* _SET EXERCISE_: What follows is a set of entries. Repeat them exactly, but not their pictures.

* _ENTRIES_:

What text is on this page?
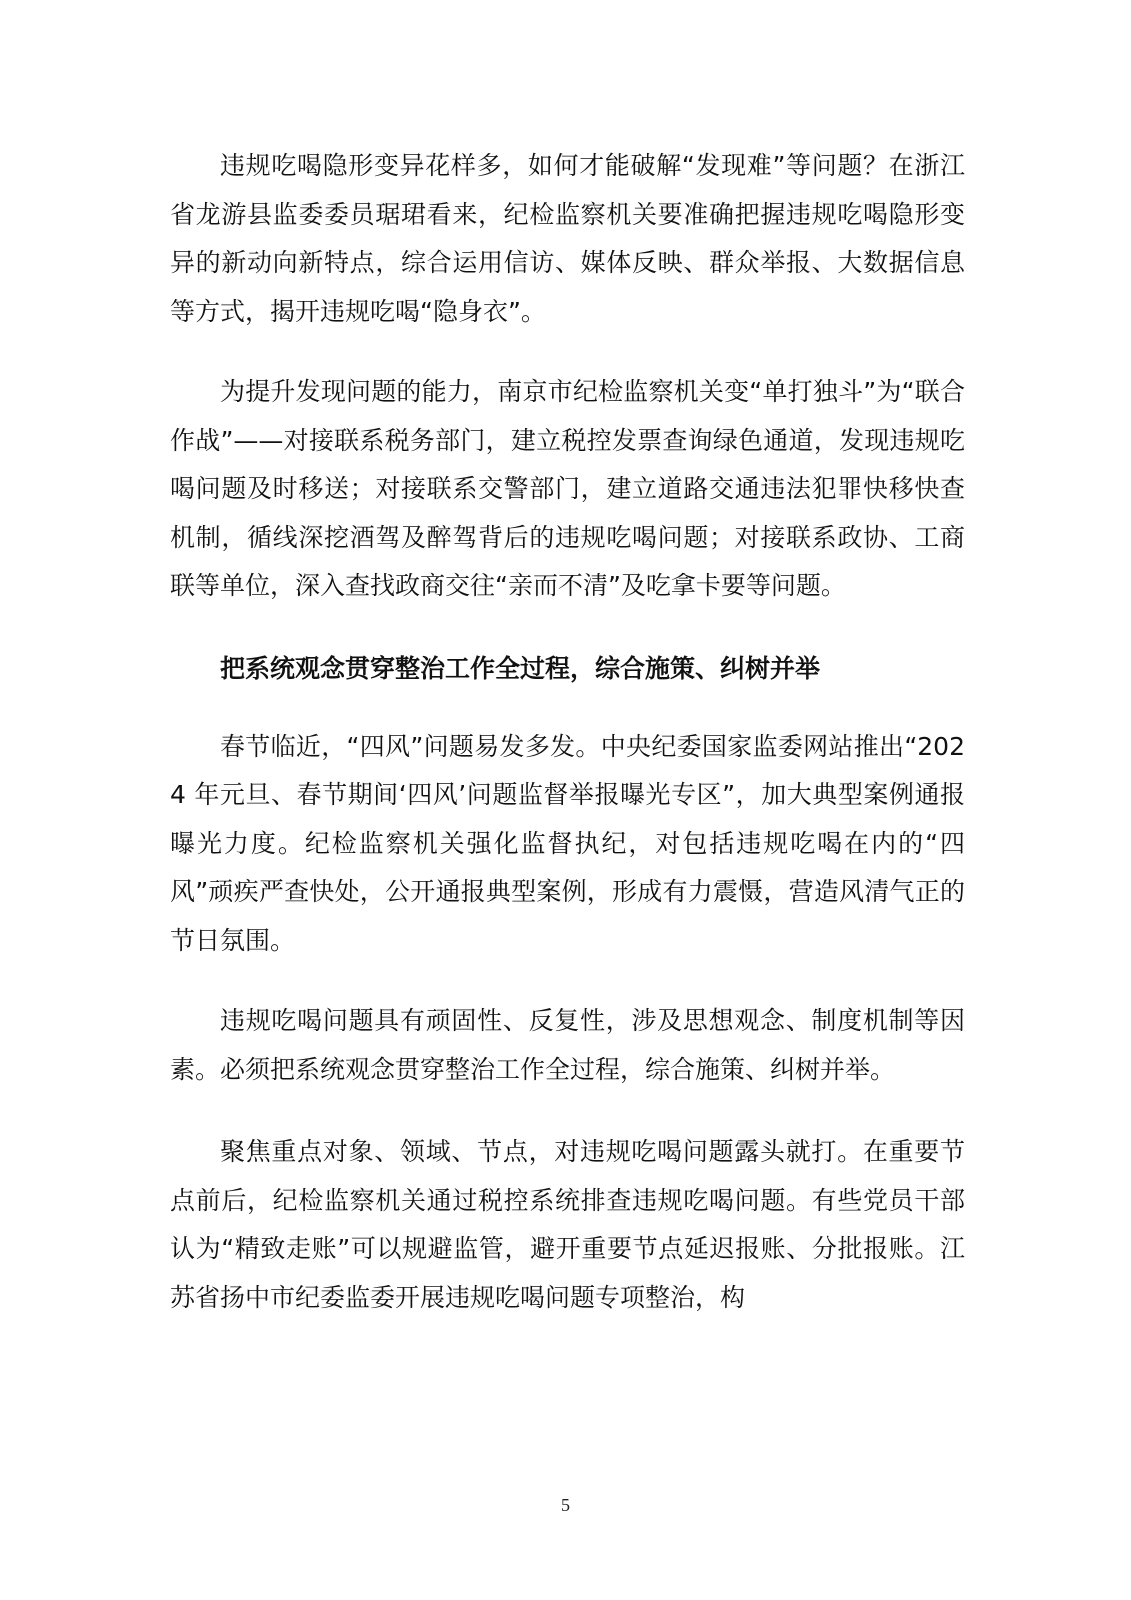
违规吃喝隐形变异花样多，如何才能破解“发现难”等问题？在浙江省龙游县监委委员琚珺看来，纪检监察机关要准确把握违规吃喝隐形变异的新动向新特点，综合运用信访、媒体反映、群众举报、大数据信息等方式，揭开违规吃喝“隐身衣”。

为提升发现问题的能力，南京市纪检监察机关变“单打独斗”为“联合作战”——对接联系税务部门，建立税控发票查询绿色通道，发现违规吃喝问题及时移送；对接联系交警部门，建立道路交通违法犯罪快移快查机制，循线深挖酒驾及醉驾背后的违规吃喝问题；对接联系政协、工商联等单位，深入查找政商交往“亲而不清”及吃拿卡要等问题。

把系统观念贯穿整治工作全过程，综合施策、纠树并举

春节临近，“四风”问题易发多发。中央纪委国家监委网站推出“2024 年元旦、春节期间‘四风’问题监督举报曝光专区”，加大典型案例通报曝光力度。纪检监察机关强化监督执纪，对包括违规吃喝在内的“四风”顽疾严查快处，公开通报典型案例，形成有力震慑，营造风清气正的节日氛围。

违规吃喝问题具有顽固性、反复性，涉及思想观念、制度机制等因素。必须把系统观念贯穿整治工作全过程，综合施策、纠树并举。

聚焦重点对象、领域、节点，对违规吃喝问题露头就打。在重要节点前后，纪检监察机关通过税控系统排查违规吃喝问题。有些党员干部认为“精致走账”可以规避监管，避开重要节点延迟报账、分批报账。江苏省扬中市纪委监委开展违规吃喝问题专项整治，构

5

* _EXERCISE RESULT_:
What text is on this page?
违规吃喝隐形变异花样多，如何才能破解“发现难”等问题？在浙江省龙游县监委委员琚珺看来，纪检监察机关要准确把握违规吃喝隐形变异的新动向新特点，综合运用信访、媒体反映、群众举报、大数据信息等方式，揭开违规吃喝“隐身衣”。

为提升发现问题的能力，南京市纪检监察机关变“单打独斗”为“联合作战”——对接联系税务部门，建立税控发票查询绿色通道，发现违规吃喝问题及时移送；对接联系交警部门，建立道路交通违法犯罪快移快查机制，循线深挖酒驾及醉驾背后的违规吃喝问题；对接联系政协、工商联等单位，深入查找政商交往“亲而不清”及吃拿卡要等问题。

把系统观念贯穿整治工作全过程，综合施策、纠树并举

春节临近，“四风”问题易发多发。中央纪委国家监委网站推出“2024 年元旦、春节期间‘四风’问题监督举报曝光专区”，加大典型案例通报曝光力度。纪检监察机关强化监督执纪，对包括违规吃喝在内的“四风”顽疾严查快处，公开通报典型案例，形成有力震慑，营造风清气正的节日氛围。

违规吃喝问题具有顽固性、反复性，涉及思想观念、制度机制等因素。必须把系统观念贯穿整治工作全过程，综合施策、纠树并举。

聚焦重点对象、领域、节点，对违规吃喝问题露头就打。在重要节点前后，纪检监察机关通过税控系统排查违规吃喝问题。有些党员干部认为“精致走账”可以规避监管，避开重要节点延迟报账、分批报账。江苏省扬中市纪委监委开展违规吃喝问题专项整治，构

5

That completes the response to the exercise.